### Work to do
From the listing below, pull out all lines with "этапы" in them.
═══ Available records ═══
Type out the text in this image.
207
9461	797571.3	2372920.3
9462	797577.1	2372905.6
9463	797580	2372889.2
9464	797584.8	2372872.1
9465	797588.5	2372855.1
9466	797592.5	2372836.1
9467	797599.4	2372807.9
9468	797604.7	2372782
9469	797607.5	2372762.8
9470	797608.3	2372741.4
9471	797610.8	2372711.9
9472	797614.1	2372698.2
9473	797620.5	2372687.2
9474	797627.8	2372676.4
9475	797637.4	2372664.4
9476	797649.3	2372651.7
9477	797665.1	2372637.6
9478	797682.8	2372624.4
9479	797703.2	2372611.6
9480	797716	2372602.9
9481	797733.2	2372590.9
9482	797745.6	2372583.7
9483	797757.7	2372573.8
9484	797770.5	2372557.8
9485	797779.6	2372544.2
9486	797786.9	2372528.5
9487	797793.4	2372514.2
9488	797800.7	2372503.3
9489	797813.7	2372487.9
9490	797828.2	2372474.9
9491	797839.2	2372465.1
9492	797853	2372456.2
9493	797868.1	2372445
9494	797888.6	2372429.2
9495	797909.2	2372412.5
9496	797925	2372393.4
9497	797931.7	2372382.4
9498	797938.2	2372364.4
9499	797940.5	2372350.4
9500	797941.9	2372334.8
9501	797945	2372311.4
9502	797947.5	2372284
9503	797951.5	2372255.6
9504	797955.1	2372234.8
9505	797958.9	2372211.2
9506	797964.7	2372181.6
═══
═══ Available records ═══
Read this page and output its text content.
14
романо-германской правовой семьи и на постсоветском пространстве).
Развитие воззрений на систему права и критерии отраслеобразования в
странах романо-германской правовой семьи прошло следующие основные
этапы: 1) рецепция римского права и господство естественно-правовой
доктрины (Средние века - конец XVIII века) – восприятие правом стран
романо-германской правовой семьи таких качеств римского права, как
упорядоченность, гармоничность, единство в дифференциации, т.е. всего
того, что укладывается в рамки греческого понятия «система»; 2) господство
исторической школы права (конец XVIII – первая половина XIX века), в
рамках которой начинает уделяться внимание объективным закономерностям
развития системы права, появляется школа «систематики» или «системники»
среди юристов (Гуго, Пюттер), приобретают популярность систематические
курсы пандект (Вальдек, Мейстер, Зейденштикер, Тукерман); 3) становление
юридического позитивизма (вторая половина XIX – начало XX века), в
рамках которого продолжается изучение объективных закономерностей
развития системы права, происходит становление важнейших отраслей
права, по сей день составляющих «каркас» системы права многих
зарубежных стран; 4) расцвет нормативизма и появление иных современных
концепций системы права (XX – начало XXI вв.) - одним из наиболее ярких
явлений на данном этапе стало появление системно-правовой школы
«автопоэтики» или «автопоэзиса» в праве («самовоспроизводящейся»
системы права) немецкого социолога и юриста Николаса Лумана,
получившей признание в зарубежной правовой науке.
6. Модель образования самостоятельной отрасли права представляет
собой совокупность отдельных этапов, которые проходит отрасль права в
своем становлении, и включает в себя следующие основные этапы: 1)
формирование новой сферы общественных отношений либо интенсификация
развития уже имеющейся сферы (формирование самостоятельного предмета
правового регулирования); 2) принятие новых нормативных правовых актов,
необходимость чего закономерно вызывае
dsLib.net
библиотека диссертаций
═══
### Result of the exercise
этапы: 1) рецепция римского права и господство естественно-правовой
своем становлении, и включает в себя следующие основные этапы: 1)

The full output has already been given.